§ **YOUR OBJECTIVE**
Every record below should be printed exactly as given.

§ **WORKING DATA**
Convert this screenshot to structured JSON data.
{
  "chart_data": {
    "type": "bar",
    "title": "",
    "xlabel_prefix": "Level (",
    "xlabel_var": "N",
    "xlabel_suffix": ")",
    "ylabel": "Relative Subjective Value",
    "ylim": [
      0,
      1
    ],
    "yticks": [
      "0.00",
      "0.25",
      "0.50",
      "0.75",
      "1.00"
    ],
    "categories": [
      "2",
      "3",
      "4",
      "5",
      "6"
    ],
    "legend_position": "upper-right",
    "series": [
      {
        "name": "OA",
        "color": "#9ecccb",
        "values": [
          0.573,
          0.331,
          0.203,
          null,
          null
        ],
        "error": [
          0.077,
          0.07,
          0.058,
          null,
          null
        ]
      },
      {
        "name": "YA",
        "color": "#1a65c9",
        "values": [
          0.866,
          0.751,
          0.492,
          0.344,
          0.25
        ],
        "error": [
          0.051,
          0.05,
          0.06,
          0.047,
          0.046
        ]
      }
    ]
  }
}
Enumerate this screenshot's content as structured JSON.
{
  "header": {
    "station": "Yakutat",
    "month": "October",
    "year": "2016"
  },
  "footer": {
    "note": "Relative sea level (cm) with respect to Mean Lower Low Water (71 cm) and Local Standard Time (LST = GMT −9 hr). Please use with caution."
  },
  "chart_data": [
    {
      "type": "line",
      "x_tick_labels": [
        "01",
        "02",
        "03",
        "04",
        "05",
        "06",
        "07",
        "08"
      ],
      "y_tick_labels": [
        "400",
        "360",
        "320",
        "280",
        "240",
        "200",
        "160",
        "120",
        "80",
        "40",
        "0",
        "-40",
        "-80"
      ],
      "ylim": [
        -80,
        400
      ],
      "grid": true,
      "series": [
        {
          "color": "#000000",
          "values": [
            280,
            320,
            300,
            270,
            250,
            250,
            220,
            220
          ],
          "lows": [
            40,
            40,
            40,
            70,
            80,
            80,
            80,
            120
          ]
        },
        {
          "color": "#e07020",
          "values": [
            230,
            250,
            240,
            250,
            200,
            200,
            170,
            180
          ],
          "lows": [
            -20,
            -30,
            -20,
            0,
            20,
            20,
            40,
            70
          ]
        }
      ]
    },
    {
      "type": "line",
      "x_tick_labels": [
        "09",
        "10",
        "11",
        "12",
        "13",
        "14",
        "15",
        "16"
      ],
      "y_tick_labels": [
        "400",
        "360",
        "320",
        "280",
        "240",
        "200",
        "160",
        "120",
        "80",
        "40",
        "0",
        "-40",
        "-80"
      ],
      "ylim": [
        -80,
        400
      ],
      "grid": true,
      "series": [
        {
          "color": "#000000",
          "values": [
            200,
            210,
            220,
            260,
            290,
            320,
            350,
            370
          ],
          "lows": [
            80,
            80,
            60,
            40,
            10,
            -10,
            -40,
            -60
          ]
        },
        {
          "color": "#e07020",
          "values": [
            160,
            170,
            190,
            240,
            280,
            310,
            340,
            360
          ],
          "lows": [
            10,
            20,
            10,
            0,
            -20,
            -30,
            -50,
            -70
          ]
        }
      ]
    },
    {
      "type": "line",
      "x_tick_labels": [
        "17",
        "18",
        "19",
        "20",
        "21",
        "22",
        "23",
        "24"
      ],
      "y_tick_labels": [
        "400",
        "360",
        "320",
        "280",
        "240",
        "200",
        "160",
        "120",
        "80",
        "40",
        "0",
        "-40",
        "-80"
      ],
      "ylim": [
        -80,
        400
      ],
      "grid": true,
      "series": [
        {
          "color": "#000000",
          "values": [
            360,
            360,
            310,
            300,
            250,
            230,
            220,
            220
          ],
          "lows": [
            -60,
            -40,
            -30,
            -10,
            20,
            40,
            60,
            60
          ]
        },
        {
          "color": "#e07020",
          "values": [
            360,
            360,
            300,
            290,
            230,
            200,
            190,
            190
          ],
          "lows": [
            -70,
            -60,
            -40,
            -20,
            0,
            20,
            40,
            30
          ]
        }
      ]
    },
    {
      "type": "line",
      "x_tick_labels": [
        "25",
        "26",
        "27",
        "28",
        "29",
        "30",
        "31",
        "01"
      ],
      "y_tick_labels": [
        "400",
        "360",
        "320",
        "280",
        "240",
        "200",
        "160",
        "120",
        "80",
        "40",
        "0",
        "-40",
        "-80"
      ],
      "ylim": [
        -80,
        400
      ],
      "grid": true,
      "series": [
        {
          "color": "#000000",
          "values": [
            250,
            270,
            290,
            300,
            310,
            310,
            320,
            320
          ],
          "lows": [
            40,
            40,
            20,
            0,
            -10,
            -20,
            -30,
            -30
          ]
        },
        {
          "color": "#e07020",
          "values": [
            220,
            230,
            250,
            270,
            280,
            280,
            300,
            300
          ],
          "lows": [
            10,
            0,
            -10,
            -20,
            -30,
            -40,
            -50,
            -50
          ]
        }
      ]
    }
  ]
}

§ **SOLUTION**
Convert this screenshot to structured JSON data.
{
  "chart_data": {
    "type": "bar",
    "title": "",
    "xlabel_prefix": "Level (",
    "xlabel_var": "N",
    "xlabel_suffix": ")",
    "ylabel": "Relative Subjective Value",
    "ylim": [
      0,
      1
    ],
    "yticks": [
      "0.00",
      "0.25",
      "0.50",
      "0.75",
      "1.00"
    ],
    "categories": [
      "2",
      "3",
      "4",
      "5",
      "6"
    ],
    "legend_position": "upper-right",
    "series": [
      {
        "name": "OA",
        "color": "#9ecccb",
        "values": [
          0.573,
          0.331,
          0.203,
          null,
          null
        ],
        "error": [
          0.077,
          0.07,
          0.058,
          null,
          null
        ]
      },
      {
        "name": "YA",
        "color": "#1a65c9",
        "values": [
          0.866,
          0.751,
          0.492,
          0.344,
          0.25
        ],
        "error": [
          0.051,
          0.05,
          0.06,
          0.047,
          0.046
        ]
      }
    ]
  }
}
Enumerate this screenshot's content as structured JSON.
{
  "header": {
    "station": "Yakutat",
    "month": "October",
    "year": "2016"
  },
  "footer": {
    "note": "Relative sea level (cm) with respect to Mean Lower Low Water (71 cm) and Local Standard Time (LST = GMT −9 hr). Please use with caution."
  },
  "chart_data": [
    {
      "type": "line",
      "x_tick_labels": [
        "01",
        "02",
        "03",
        "04",
        "05",
        "06",
        "07",
        "08"
      ],
      "y_tick_labels": [
        "400",
        "360",
        "320",
        "280",
        "240",
        "200",
        "160",
        "120",
        "80",
        "40",
        "0",
        "-40",
        "-80"
      ],
      "ylim": [
        -80,
        400
      ],
      "grid": true,
      "series": [
        {
          "color": "#000000",
          "values": [
            280,
            320,
            300,
            270,
            250,
            250,
            220,
            220
          ],
          "lows": [
            40,
            40,
            40,
            70,
            80,
            80,
            80,
            120
          ]
        },
        {
          "color": "#e07020",
          "values": [
            230,
            250,
            240,
            250,
            200,
            200,
            170,
            180
          ],
          "lows": [
            -20,
            -30,
            -20,
            0,
            20,
            20,
            40,
            70
          ]
        }
      ]
    },
    {
      "type": "line",
      "x_tick_labels": [
        "09",
        "10",
        "11",
        "12",
        "13",
        "14",
        "15",
        "16"
      ],
      "y_tick_labels": [
        "400",
        "360",
        "320",
        "280",
        "240",
        "200",
        "160",
        "120",
        "80",
        "40",
        "0",
        "-40",
        "-80"
      ],
      "ylim": [
        -80,
        400
      ],
      "grid": true,
      "series": [
        {
          "color": "#000000",
          "values": [
            200,
            210,
            220,
            260,
            290,
            320,
            350,
            370
          ],
          "lows": [
            80,
            80,
            60,
            40,
            10,
            -10,
            -40,
            -60
          ]
        },
        {
          "color": "#e07020",
          "values": [
            160,
            170,
            190,
            240,
            280,
            310,
            340,
            360
          ],
          "lows": [
            10,
            20,
            10,
            0,
            -20,
            -30,
            -50,
            -70
          ]
        }
      ]
    },
    {
      "type": "line",
      "x_tick_labels": [
        "17",
        "18",
        "19",
        "20",
        "21",
        "22",
        "23",
        "24"
      ],
      "y_tick_labels": [
        "400",
        "360",
        "320",
        "280",
        "240",
        "200",
        "160",
        "120",
        "80",
        "40",
        "0",
        "-40",
        "-80"
      ],
      "ylim": [
        -80,
        400
      ],
      "grid": true,
      "series": [
        {
          "color": "#000000",
          "values": [
            360,
            360,
            310,
            300,
            250,
            230,
            220,
            220
          ],
          "lows": [
            -60,
            -40,
            -30,
            -10,
            20,
            40,
            60,
            60
          ]
        },
        {
          "color": "#e07020",
          "values": [
            360,
            360,
            300,
            290,
            230,
            200,
            190,
            190
          ],
          "lows": [
            -70,
            -60,
            -40,
            -20,
            0,
            20,
            40,
            30
          ]
        }
      ]
    },
    {
      "type": "line",
      "x_tick_labels": [
        "25",
        "26",
        "27",
        "28",
        "29",
        "30",
        "31",
        "01"
      ],
      "y_tick_labels": [
        "400",
        "360",
        "320",
        "280",
        "240",
        "200",
        "160",
        "120",
        "80",
        "40",
        "0",
        "-40",
        "-80"
      ],
      "ylim": [
        -80,
        400
      ],
      "grid": true,
      "series": [
        {
          "color": "#000000",
          "values": [
            250,
            270,
            290,
            300,
            310,
            310,
            320,
            320
          ],
          "lows": [
            40,
            40,
            20,
            0,
            -10,
            -20,
            -30,
            -30
          ]
        },
        {
          "color": "#e07020",
          "values": [
            220,
            230,
            250,
            270,
            280,
            280,
            300,
            300
          ],
          "lows": [
            10,
            0,
            -10,
            -20,
            -30,
            -40,
            -50,
            -50
          ]
        }
      ]
    }
  ]
}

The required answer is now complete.